Recorded data —
..............................

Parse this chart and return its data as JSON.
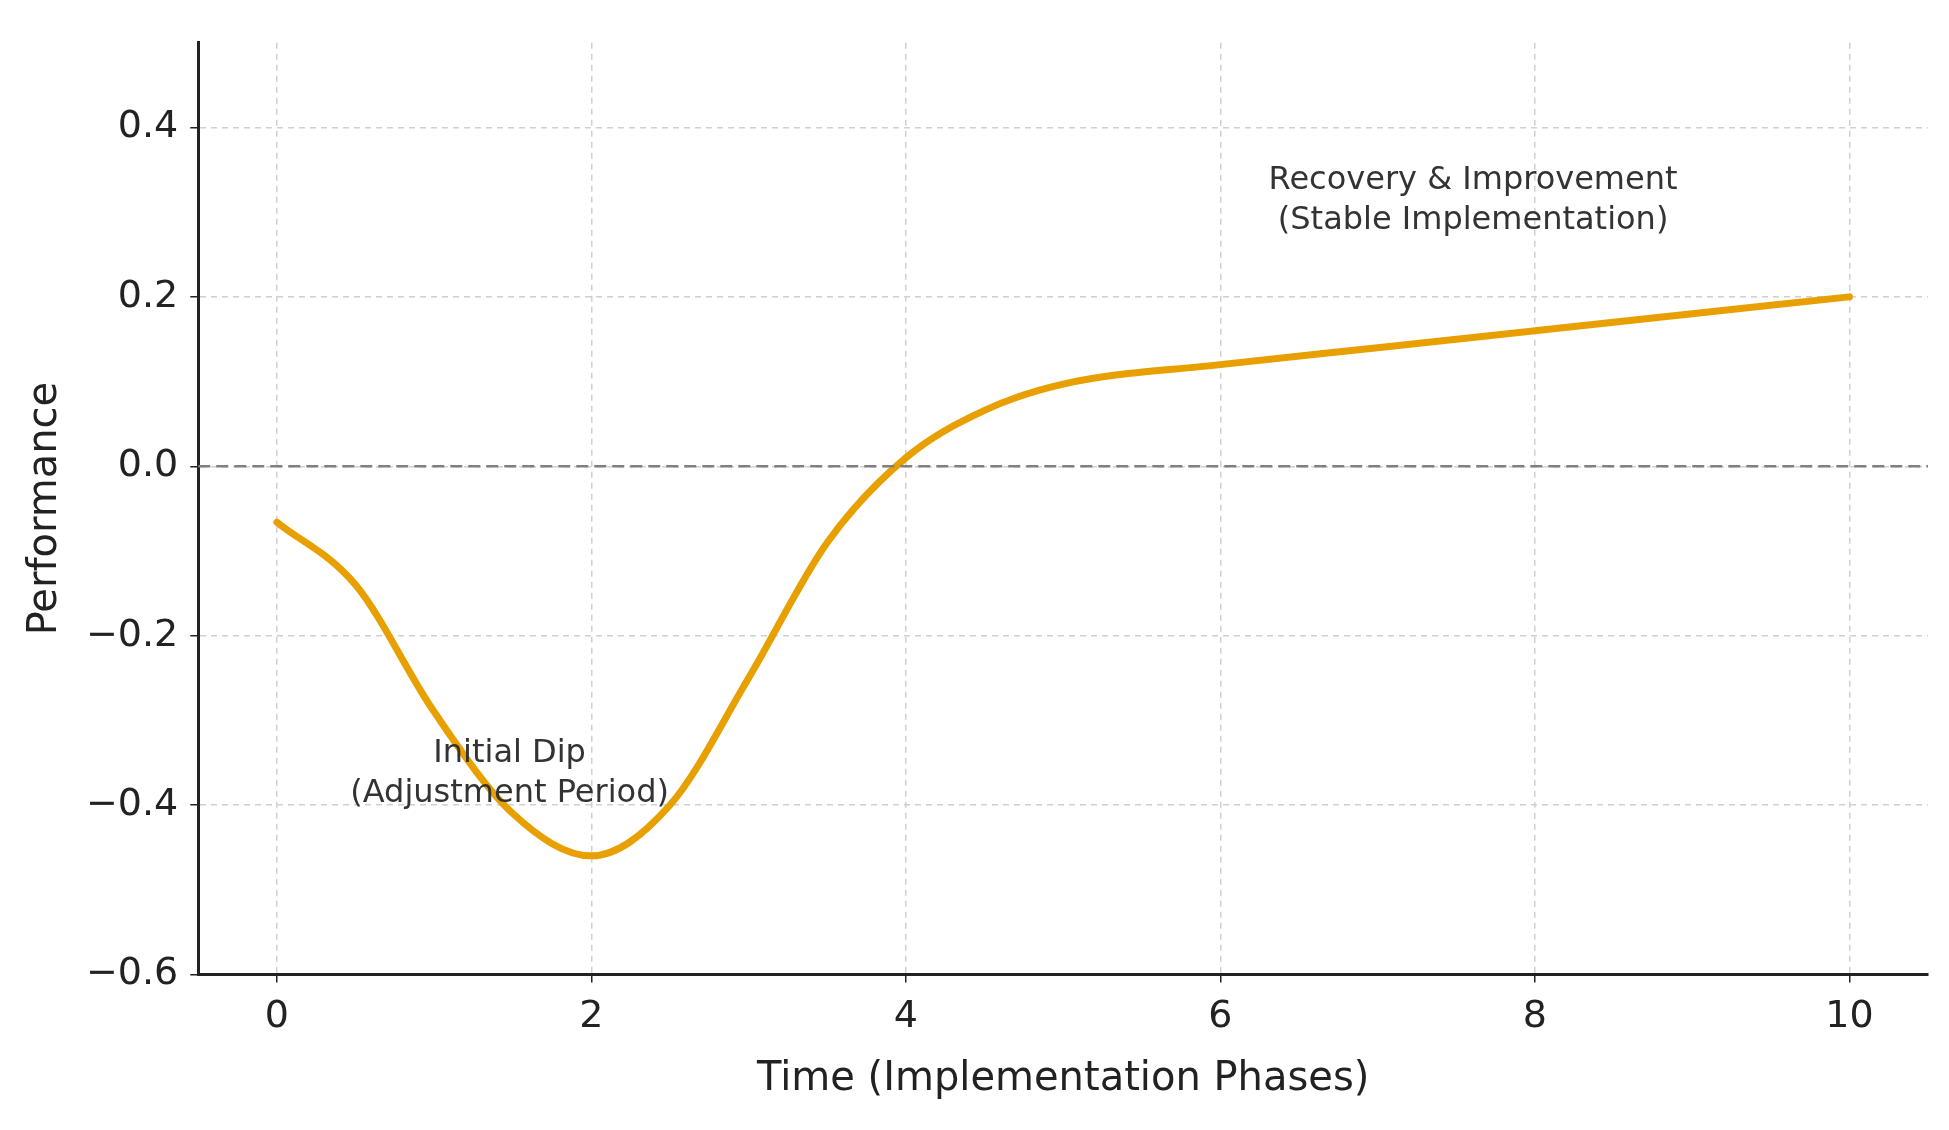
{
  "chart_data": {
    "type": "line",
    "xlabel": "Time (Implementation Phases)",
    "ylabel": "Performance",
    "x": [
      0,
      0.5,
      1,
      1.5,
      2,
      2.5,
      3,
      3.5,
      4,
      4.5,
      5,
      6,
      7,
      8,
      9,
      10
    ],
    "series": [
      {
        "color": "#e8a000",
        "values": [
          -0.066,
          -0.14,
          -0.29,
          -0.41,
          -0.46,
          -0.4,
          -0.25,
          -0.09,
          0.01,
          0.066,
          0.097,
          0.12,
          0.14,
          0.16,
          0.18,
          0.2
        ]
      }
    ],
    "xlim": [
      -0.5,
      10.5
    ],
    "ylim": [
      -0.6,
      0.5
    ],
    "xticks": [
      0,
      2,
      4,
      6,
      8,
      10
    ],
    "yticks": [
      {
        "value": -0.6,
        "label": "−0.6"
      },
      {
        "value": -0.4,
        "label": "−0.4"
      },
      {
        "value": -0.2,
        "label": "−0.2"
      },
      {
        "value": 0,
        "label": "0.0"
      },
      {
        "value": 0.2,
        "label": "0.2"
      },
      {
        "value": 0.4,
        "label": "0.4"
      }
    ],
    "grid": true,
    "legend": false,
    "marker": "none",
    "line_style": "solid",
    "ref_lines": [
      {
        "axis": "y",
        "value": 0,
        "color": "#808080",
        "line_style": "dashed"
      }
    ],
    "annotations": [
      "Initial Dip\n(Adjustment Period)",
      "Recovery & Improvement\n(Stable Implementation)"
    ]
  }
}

..............................

WHAT YOU WILL DO —
Search the data for "Implementation". Copy every matching line.

REPLY TO THE EXERCISE —
    "xlabel": "Time (Implementation Phases)",
      "Recovery & Improvement\n(Stable Implementation)"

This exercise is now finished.